Given data |
_ _ _ _ _
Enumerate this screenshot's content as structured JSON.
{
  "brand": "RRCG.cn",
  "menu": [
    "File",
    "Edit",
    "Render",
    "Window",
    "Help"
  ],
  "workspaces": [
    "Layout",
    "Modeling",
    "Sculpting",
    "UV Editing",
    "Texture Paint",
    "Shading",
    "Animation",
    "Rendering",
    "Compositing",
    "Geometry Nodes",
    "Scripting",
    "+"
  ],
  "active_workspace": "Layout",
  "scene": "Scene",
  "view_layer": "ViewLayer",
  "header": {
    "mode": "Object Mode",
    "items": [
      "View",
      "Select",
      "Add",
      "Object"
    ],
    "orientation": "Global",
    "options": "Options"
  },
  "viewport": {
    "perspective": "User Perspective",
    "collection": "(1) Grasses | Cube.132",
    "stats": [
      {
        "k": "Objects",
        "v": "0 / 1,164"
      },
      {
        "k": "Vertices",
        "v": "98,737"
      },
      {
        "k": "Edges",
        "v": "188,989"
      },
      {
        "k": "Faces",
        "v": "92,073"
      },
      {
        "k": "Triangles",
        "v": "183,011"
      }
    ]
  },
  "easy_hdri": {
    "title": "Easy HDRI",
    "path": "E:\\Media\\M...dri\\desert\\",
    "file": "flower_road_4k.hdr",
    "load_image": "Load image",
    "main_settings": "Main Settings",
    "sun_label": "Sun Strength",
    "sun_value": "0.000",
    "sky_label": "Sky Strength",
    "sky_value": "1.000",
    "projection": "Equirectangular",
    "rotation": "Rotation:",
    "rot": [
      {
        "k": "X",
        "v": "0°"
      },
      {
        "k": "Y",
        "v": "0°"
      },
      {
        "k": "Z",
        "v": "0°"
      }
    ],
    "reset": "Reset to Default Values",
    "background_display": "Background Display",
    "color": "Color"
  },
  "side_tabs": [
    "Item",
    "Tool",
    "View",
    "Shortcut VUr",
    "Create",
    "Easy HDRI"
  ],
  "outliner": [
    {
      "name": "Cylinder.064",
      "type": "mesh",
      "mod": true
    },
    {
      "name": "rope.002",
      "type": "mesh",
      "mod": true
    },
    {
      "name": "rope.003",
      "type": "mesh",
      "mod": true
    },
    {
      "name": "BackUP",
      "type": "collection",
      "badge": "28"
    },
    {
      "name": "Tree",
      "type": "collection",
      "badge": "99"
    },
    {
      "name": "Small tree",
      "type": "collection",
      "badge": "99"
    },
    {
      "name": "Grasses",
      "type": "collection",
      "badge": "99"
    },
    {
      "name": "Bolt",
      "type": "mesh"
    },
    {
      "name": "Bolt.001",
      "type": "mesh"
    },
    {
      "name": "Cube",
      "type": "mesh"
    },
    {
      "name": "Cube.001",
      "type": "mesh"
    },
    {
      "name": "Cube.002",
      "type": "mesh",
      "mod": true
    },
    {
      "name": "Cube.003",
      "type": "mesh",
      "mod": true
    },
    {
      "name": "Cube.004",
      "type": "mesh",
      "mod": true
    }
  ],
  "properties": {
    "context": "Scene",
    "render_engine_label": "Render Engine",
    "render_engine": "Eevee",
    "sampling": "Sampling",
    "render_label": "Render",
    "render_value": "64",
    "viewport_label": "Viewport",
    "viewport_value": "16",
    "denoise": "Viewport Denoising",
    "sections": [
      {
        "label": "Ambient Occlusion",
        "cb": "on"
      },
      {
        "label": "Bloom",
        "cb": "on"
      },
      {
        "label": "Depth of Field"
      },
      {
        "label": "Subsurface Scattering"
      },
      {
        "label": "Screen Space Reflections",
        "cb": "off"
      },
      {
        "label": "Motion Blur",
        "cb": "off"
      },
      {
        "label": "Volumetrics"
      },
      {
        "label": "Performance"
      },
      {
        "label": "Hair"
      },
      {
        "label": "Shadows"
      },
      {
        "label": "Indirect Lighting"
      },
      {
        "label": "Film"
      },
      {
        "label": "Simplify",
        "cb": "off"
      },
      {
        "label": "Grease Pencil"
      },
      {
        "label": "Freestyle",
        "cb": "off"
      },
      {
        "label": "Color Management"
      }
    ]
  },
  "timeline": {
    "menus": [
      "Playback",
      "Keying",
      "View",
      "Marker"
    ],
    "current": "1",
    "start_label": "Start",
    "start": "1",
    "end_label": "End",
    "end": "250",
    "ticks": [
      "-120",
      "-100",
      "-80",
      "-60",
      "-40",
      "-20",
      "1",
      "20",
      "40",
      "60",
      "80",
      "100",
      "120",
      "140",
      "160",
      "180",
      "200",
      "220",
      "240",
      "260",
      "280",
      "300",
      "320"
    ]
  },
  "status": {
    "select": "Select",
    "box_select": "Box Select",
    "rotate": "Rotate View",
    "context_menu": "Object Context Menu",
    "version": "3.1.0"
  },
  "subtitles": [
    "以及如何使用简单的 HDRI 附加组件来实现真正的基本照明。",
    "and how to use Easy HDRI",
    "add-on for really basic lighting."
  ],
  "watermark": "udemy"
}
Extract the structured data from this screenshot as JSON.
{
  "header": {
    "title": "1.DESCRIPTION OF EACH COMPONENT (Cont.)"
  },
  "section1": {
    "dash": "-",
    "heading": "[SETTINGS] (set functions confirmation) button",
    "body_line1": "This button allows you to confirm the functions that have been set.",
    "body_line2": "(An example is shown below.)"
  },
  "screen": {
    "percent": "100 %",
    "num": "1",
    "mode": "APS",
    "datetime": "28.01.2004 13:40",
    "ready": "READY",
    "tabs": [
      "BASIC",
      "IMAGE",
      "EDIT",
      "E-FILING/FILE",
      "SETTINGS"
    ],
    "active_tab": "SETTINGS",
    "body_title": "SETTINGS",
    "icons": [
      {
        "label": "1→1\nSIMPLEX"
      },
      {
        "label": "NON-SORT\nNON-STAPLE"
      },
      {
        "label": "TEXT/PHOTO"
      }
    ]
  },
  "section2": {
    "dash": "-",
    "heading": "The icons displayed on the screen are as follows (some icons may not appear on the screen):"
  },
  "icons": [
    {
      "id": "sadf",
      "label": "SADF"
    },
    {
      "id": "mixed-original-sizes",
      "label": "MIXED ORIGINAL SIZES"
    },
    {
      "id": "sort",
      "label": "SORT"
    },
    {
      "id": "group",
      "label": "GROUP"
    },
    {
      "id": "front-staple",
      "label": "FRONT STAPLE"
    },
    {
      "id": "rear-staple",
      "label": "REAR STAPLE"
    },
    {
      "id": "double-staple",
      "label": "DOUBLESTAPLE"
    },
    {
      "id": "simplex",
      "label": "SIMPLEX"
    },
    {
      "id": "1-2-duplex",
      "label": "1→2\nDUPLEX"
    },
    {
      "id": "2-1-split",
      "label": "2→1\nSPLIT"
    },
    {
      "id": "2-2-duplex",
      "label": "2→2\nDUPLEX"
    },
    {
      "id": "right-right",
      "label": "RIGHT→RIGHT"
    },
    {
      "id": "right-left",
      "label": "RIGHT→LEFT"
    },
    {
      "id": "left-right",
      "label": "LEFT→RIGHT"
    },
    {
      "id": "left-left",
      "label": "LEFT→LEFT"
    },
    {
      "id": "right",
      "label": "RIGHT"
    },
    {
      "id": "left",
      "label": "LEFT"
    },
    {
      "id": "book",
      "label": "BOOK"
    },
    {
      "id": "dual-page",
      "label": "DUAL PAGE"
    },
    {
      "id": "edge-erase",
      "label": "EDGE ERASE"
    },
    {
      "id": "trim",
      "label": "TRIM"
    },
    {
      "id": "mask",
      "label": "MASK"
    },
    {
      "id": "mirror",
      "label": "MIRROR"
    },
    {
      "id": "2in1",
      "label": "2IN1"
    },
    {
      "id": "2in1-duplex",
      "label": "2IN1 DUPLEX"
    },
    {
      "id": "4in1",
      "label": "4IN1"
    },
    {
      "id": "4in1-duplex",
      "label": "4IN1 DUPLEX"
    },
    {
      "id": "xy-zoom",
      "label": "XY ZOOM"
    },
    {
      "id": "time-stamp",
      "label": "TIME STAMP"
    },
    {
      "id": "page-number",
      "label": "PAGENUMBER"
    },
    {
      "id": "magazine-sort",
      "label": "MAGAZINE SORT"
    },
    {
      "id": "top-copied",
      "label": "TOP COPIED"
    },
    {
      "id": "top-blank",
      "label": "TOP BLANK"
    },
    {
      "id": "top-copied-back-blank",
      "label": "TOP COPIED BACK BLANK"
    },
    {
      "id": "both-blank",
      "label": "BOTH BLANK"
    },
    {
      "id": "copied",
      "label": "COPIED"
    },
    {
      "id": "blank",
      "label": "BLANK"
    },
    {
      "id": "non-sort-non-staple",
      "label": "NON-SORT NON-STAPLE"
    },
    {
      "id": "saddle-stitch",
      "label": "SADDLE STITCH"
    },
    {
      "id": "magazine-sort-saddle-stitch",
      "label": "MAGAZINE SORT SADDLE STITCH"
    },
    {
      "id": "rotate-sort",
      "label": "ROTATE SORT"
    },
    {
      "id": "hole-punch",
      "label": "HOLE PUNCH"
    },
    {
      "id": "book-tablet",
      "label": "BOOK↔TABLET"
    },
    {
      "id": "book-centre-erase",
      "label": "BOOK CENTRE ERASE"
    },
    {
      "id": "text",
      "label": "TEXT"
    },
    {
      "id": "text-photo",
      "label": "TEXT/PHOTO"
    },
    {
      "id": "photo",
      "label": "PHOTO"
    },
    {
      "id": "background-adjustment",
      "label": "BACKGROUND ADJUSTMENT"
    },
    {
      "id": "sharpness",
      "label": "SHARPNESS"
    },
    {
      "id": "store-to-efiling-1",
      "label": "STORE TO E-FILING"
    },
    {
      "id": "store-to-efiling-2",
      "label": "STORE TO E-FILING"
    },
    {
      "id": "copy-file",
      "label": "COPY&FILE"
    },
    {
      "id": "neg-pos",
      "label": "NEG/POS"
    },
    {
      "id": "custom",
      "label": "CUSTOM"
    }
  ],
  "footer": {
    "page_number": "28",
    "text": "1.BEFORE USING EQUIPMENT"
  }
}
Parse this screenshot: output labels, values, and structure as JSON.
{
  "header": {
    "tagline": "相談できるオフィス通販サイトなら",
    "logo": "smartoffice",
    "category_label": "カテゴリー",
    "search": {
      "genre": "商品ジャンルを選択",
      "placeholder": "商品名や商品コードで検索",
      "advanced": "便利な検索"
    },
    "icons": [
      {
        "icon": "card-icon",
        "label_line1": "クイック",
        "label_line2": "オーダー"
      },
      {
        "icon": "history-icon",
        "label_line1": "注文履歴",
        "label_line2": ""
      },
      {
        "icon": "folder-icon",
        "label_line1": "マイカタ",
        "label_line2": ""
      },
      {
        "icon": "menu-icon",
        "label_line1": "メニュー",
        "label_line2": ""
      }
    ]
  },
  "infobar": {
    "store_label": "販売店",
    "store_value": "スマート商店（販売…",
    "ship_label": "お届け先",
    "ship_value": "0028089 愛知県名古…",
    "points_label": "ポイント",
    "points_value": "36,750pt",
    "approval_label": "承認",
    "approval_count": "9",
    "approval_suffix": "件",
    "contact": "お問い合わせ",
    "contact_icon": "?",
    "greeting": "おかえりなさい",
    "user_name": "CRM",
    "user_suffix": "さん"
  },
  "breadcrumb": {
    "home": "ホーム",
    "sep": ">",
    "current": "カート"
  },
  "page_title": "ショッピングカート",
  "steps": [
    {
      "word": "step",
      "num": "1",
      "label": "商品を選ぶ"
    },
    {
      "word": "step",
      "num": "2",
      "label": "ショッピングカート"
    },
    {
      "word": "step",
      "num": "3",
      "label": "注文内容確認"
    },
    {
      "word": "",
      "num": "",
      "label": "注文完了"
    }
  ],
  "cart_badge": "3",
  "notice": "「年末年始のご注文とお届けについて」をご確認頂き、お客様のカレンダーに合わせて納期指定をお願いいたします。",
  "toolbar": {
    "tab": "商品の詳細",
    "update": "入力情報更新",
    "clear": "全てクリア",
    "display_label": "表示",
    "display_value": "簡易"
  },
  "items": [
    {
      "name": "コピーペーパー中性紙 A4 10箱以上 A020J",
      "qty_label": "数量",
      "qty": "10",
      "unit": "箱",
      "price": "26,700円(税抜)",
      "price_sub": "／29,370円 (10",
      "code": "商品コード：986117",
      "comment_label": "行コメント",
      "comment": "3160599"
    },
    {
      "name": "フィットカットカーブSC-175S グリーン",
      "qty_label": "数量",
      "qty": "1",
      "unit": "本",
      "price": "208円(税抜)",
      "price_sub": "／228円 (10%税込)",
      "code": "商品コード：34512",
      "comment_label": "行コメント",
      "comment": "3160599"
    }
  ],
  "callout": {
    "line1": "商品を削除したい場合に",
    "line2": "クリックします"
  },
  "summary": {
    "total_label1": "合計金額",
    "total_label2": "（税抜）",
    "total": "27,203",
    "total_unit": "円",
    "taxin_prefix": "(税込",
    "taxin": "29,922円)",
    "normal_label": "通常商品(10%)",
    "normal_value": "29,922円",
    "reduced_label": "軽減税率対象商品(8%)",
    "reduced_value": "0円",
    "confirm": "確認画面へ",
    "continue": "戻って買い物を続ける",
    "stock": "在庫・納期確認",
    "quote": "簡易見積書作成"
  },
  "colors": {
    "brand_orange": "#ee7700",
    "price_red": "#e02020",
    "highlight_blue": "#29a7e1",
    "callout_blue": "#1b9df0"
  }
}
_ _ _ _ _
Task goal | Among the records above, find each line holding the string "icons" and pull it out.

Solution to this problem |
    "icons": [
    "heading": "The icons displayed on the screen are as follows (some icons may not appear on the screen):"
  "icons": [
    "icons": [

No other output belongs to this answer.